Lines of data:
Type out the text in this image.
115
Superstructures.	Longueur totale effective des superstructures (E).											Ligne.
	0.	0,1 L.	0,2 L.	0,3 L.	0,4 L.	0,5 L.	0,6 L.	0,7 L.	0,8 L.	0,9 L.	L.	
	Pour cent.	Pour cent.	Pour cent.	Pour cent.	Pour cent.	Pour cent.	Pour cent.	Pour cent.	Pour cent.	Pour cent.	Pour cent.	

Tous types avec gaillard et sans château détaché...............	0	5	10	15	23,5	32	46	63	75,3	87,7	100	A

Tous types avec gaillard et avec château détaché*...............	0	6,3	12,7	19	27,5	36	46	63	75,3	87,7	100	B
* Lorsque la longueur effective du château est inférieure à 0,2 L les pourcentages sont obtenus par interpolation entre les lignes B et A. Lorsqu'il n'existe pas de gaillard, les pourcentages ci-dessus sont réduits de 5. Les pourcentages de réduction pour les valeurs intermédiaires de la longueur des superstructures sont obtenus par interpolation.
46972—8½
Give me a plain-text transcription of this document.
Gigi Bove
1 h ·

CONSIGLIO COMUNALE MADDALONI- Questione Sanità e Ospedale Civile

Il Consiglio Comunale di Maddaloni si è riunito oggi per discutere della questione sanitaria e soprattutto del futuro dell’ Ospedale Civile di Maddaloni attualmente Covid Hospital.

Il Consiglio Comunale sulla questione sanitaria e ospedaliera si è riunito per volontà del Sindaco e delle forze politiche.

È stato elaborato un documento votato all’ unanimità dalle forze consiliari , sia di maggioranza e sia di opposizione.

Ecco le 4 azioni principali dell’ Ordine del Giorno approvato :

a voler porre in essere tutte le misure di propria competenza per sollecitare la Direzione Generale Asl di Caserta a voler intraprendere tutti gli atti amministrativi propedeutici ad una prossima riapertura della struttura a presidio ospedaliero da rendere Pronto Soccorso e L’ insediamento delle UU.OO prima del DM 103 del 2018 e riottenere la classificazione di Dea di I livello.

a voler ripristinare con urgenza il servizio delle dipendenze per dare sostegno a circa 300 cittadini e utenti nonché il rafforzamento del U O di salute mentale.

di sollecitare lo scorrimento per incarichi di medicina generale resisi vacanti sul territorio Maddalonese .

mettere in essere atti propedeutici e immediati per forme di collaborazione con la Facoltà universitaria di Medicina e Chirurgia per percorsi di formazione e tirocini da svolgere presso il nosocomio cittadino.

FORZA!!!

Exercise description:
Repeat the entries exactly, all of them.

Response for this exercise:
Type out the text in this image.
115
Superstructures.	Longueur totale effective des superstructures (E).											Ligne.
	0.	0,1 L.	0,2 L.	0,3 L.	0,4 L.	0,5 L.	0,6 L.	0,7 L.	0,8 L.	0,9 L.	L.	
	Pour cent.	Pour cent.	Pour cent.	Pour cent.	Pour cent.	Pour cent.	Pour cent.	Pour cent.	Pour cent.	Pour cent.	Pour cent.	

Tous types avec gaillard et sans château détaché...............	0	5	10	15	23,5	32	46	63	75,3	87,7	100	A

Tous types avec gaillard et avec château détaché*...............	0	6,3	12,7	19	27,5	36	46	63	75,3	87,7	100	B
* Lorsque la longueur effective du château est inférieure à 0,2 L les pourcentages sont obtenus par interpolation entre les lignes B et A. Lorsqu'il n'existe pas de gaillard, les pourcentages ci-dessus sont réduits de 5. Les pourcentages de réduction pour les valeurs intermédiaires de la longueur des superstructures sont obtenus par interpolation.
46972—8½
Give me a plain-text transcription of this document.
Gigi Bove
1 h ·

CONSIGLIO COMUNALE MADDALONI- Questione Sanità e Ospedale Civile

Il Consiglio Comunale di Maddaloni si è riunito oggi per discutere della questione sanitaria e soprattutto del futuro dell’ Ospedale Civile di Maddaloni attualmente Covid Hospital.

Il Consiglio Comunale sulla questione sanitaria e ospedaliera si è riunito per volontà del Sindaco e delle forze politiche.

È stato elaborato un documento votato all’ unanimità dalle forze consiliari , sia di maggioranza e sia di opposizione.

Ecco le 4 azioni principali dell’ Ordine del Giorno approvato :

a voler porre in essere tutte le misure di propria competenza per sollecitare la Direzione Generale Asl di Caserta a voler intraprendere tutti gli atti amministrativi propedeutici ad una prossima riapertura della struttura a presidio ospedaliero da rendere Pronto Soccorso e L’ insediamento delle UU.OO prima del DM 103 del 2018 e riottenere la classificazione di Dea di I livello.

a voler ripristinare con urgenza il servizio delle dipendenze per dare sostegno a circa 300 cittadini e utenti nonché il rafforzamento del U O di salute mentale.

di sollecitare lo scorrimento per incarichi di medicina generale resisi vacanti sul territorio Maddalonese .

mettere in essere atti propedeutici e immediati per forme di collaborazione con la Facoltà universitaria di Medicina e Chirurgia per percorsi di formazione e tirocini da svolgere presso il nosocomio cittadino.

FORZA!!!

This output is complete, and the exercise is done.